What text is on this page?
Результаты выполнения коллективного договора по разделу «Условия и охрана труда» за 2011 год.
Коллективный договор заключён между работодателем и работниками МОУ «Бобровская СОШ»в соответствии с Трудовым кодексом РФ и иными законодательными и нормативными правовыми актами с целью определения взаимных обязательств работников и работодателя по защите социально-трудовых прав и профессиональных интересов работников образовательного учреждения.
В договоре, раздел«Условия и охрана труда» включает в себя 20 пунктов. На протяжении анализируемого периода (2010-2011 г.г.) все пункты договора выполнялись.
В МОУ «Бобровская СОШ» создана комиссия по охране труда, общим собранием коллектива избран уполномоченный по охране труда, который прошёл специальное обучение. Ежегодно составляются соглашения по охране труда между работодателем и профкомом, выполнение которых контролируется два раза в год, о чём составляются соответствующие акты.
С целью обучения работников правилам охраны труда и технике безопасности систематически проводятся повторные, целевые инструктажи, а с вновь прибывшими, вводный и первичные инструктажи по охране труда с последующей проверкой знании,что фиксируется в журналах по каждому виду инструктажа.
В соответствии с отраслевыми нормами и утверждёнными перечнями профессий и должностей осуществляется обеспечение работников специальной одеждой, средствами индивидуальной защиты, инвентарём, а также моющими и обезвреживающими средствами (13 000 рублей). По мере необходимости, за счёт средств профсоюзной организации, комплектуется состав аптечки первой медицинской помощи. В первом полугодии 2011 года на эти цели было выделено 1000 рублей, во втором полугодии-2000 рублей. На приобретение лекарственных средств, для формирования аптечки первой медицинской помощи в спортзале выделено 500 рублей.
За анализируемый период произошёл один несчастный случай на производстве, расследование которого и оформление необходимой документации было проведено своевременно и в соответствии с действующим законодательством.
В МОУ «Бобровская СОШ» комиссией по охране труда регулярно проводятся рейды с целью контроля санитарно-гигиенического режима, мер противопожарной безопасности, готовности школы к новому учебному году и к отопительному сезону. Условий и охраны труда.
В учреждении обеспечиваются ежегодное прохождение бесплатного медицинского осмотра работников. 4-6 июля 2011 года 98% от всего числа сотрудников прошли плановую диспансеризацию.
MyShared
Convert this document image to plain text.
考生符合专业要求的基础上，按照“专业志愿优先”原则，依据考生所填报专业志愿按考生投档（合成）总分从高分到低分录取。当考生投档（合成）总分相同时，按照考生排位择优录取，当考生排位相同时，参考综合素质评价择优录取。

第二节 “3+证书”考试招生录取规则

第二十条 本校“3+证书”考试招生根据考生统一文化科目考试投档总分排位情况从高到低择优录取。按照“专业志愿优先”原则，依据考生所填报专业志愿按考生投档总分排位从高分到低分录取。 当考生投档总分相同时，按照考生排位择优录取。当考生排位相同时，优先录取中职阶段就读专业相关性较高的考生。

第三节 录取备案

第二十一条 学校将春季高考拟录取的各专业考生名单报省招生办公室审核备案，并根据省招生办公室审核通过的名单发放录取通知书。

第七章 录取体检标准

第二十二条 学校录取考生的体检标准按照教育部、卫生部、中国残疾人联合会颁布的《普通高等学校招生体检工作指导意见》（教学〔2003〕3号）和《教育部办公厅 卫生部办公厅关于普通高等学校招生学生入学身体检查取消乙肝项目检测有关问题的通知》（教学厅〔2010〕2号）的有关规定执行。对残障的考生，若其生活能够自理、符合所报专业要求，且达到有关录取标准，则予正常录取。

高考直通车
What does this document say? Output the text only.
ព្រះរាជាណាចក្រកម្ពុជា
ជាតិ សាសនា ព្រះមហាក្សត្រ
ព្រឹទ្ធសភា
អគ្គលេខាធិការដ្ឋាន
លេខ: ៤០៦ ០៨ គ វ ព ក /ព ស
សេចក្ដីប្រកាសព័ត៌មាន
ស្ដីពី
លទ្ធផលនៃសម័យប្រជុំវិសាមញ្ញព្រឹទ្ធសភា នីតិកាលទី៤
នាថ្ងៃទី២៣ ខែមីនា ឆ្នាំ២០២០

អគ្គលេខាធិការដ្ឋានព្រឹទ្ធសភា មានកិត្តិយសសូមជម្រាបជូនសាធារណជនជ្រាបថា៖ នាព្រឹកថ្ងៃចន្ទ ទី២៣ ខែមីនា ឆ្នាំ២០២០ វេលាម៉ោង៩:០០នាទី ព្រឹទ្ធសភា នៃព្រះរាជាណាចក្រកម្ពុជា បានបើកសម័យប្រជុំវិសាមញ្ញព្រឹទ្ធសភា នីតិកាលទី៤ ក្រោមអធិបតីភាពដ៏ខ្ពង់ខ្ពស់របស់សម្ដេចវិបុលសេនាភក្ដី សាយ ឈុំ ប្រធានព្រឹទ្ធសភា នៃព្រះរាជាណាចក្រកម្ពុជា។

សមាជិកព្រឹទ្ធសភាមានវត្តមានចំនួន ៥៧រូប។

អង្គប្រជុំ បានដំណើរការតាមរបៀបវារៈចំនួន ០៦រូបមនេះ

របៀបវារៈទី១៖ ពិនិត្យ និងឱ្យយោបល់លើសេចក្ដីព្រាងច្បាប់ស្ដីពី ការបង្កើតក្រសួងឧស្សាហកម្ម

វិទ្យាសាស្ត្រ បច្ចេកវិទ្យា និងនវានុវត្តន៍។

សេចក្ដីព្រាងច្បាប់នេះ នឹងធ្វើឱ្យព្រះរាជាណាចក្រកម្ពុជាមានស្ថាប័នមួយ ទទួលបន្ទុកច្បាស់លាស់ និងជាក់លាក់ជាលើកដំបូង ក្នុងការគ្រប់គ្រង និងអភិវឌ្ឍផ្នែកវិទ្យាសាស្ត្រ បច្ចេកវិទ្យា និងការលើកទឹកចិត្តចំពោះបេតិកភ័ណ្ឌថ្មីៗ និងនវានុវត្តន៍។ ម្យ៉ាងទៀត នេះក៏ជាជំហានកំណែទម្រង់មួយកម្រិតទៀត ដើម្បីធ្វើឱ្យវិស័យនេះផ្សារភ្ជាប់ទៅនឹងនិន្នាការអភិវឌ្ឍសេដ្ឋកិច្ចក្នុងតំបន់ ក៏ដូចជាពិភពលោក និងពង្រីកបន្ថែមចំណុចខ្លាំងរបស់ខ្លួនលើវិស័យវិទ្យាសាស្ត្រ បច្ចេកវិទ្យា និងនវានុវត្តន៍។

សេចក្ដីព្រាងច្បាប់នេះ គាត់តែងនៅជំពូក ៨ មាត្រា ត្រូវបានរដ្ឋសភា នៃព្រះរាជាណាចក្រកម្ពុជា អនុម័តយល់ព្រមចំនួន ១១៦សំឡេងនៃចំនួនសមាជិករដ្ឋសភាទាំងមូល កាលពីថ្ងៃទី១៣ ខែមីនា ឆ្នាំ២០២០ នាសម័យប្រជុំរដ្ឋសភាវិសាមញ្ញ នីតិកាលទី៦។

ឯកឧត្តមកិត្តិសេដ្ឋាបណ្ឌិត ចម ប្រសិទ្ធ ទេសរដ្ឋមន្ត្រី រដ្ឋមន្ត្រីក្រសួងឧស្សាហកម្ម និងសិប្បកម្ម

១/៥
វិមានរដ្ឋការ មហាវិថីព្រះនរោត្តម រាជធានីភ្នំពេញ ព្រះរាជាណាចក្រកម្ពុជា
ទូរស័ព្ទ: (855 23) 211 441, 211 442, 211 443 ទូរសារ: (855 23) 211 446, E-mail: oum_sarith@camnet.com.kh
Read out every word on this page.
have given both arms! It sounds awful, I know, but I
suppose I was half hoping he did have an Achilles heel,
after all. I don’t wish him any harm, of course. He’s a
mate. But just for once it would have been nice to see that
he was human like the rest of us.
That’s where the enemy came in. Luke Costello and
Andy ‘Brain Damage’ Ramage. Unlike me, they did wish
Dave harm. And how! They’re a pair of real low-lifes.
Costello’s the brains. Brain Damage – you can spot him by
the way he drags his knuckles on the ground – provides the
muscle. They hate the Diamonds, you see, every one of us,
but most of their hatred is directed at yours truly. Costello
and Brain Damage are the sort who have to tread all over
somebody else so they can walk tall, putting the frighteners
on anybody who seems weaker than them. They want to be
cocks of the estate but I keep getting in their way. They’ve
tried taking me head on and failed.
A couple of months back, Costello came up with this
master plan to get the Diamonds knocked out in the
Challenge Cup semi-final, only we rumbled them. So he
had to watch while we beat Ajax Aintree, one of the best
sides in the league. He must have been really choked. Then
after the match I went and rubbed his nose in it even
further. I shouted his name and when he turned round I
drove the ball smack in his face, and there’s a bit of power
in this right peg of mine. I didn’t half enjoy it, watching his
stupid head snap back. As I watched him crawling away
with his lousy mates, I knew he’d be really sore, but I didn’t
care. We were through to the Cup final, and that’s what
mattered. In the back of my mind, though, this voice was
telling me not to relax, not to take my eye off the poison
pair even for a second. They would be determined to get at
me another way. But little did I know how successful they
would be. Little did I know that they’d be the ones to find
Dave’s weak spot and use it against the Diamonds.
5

· · · · ·

**Task statement**
Gather each line from the entries above that includes the word "当考生排位相同时".

**The solution**
考生符合专业要求的基础上，按照“专业志愿优先”原则，依据考生所填报专业志愿按考生投档（合成）总分从高分到低分录取。当考生投档（合成）总分相同时，按照考生排位择优录取，当考生排位相同时，参考综合素质评价择优录取。
第二十条 本校“3+证书”考试招生根据考生统一文化科目考试投档总分排位情况从高到低择优录取。按照“专业志愿优先”原则，依据考生所填报专业志愿按考生投档总分排位从高分到低分录取。 当考生投档总分相同时，按照考生排位择优录取。当考生排位相同时，优先录取中职阶段就读专业相关性较高的考生。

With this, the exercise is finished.